## START ENTRIES SHOWN

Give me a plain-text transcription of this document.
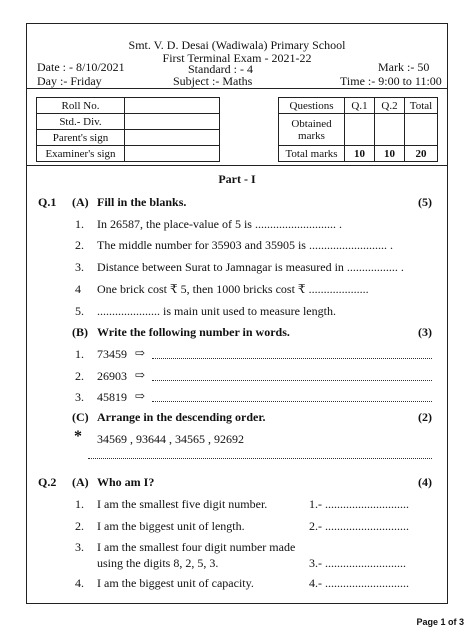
Smt. V. D. Desai (Wadiwala) Primary School
First Terminal Exam - 2021-22
Date : - 8/10/2021	Standard : - 4	Mark :- 50
Day :- Friday	Subject :- Maths	Time :- 9:00 to 11:00
Roll No.	
Std.- Div.	
Parent's sign	
Examiner's sign	
Questions	Q.1	Q.2	Total
Obtained marks			
Total marks	10	10	20
Part - I
Q.1 (A) Fill in the blanks.	(5)
1. In 26587, the place-value of 5 is ........................... .
2. The middle number for 35903 and 35905 is .......................... .
3. Distance between Surat to Jamnagar is measured in ................. .
4 One brick cost ₹ 5, then 1000 bricks cost ₹ ....................
5. ..................... is main unit used to measure length.
(B) Write the following number in words.	(3)
1. 73459 ⇨
2. 26903 ⇨
3. 45819 ⇨
(C) Arrange in the descending order.	(2)
* 34569 , 93644 , 34565 , 92692
Q.2 (A) Who am I?	(4)
1. I am the smallest five digit number.	1.- ............................
2. I am the biggest unit of length.	2.- ............................
3. I am the smallest four digit number made
using the digits 8, 2, 5, 3.	3.- ...........................
4. I am the biggest unit of capacity.	4.- ............................
Page 1 of 3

## END ENTRIES SHOWN

**PROBLEM REQUIREMENTS:** Using the listing, say how many lines include the word "biggest", and add nothing else.

**WRITTEN REPLY:** 2